***** Supplied records *****

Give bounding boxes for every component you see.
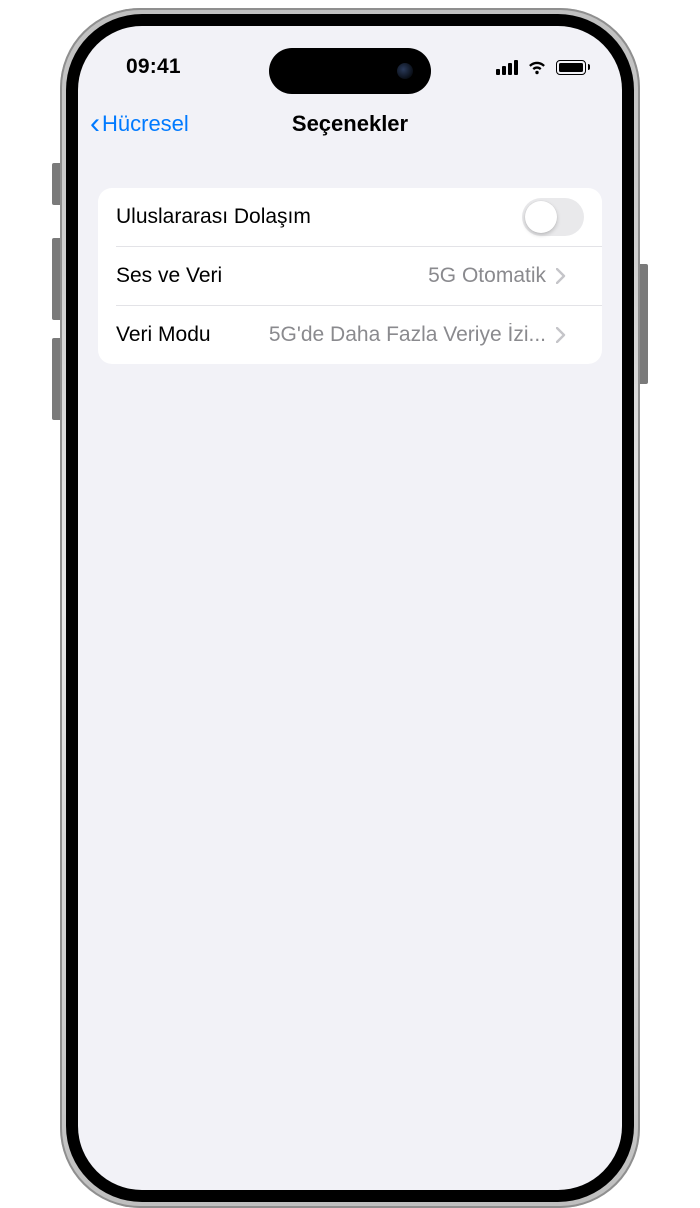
- back-button[interactable]: ‹ Hücresel: [90, 109, 189, 139]
- back-button-label: Hücresel: [102, 111, 189, 137]
- chevron-right-icon: [556, 268, 566, 284]
- settings-group: Uluslararası Dolaşım Ses ve Veri 5G Otom…: [98, 188, 602, 364]
- content-area: Uluslararası Dolaşım Ses ve Veri 5G Otom…: [78, 152, 622, 364]
- screen: 09:41: [78, 26, 622, 1190]
- status-time: 09:41: [126, 55, 181, 79]
- chevron-left-icon: ‹: [90, 109, 100, 139]
- battery-icon: [556, 60, 590, 75]
- wifi-icon: [526, 59, 548, 75]
- page-title: Seçenekler: [292, 111, 408, 137]
- roaming-toggle[interactable]: [522, 198, 584, 236]
- row-label: Veri Modu: [116, 323, 211, 347]
- front-camera-icon: [397, 63, 413, 79]
- chevron-right-icon: [556, 327, 566, 343]
- dynamic-island: [269, 48, 431, 94]
- status-indicators: [496, 59, 590, 75]
- row-voice-and-data[interactable]: Ses ve Veri 5G Otomatik: [116, 246, 602, 305]
- device-frame: 09:41: [30, 8, 670, 808]
- toggle-knob: [525, 201, 557, 233]
- navigation-bar: ‹ Hücresel Seçenekler: [78, 96, 622, 152]
- row-value: 5G Otomatik: [428, 264, 546, 288]
- row-international-roaming: Uluslararası Dolaşım: [98, 188, 602, 246]
- cellular-signal-icon: [496, 60, 518, 75]
- row-value: 5G'de Daha Fazla Veriye İzi...: [269, 323, 546, 347]
- row-data-mode[interactable]: Veri Modu 5G'de Daha Fazla Veriye İzi...: [116, 305, 602, 364]
- row-label: Ses ve Veri: [116, 264, 222, 288]
- row-label: Uluslararası Dolaşım: [116, 205, 311, 229]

*****

### Do this
Duplicate every line of the entries above word for word, but leave out the pictures.

### Written solution
Give bounding boxes for every component you see.
- back-button[interactable]: ‹ Hücresel: [90, 109, 189, 139]
- back-button-label: Hücresel: [102, 111, 189, 137]
- chevron-right-icon: [556, 268, 566, 284]
- settings-group: Uluslararası Dolaşım Ses ve Veri 5G Otom…: [98, 188, 602, 364]
- content-area: Uluslararası Dolaşım Ses ve Veri 5G Otom…: [78, 152, 622, 364]
- screen: 09:41: [78, 26, 622, 1190]
- status-time: 09:41: [126, 55, 181, 79]
- chevron-left-icon: ‹: [90, 109, 100, 139]
- battery-icon: [556, 60, 590, 75]
- wifi-icon: [526, 59, 548, 75]
- page-title: Seçenekler: [292, 111, 408, 137]
- roaming-toggle[interactable]: [522, 198, 584, 236]
- row-label: Veri Modu: [116, 323, 211, 347]
- front-camera-icon: [397, 63, 413, 79]
- chevron-right-icon: [556, 327, 566, 343]
- dynamic-island: [269, 48, 431, 94]
- status-indicators: [496, 59, 590, 75]
- row-voice-and-data[interactable]: Ses ve Veri 5G Otomatik: [116, 246, 602, 305]
- device-frame: 09:41: [30, 8, 670, 808]
- toggle-knob: [525, 201, 557, 233]
- navigation-bar: ‹ Hücresel Seçenekler: [78, 96, 622, 152]
- row-value: 5G Otomatik: [428, 264, 546, 288]
- row-international-roaming: Uluslararası Dolaşım: [98, 188, 602, 246]
- cellular-signal-icon: [496, 60, 518, 75]
- row-value: 5G'de Daha Fazla Veriye İzi...: [269, 323, 546, 347]
- row-data-mode[interactable]: Veri Modu 5G'de Daha Fazla Veriye İzi...: [116, 305, 602, 364]
- row-label: Ses ve Veri: [116, 264, 222, 288]
- row-label: Uluslararası Dolaşım: [116, 205, 311, 229]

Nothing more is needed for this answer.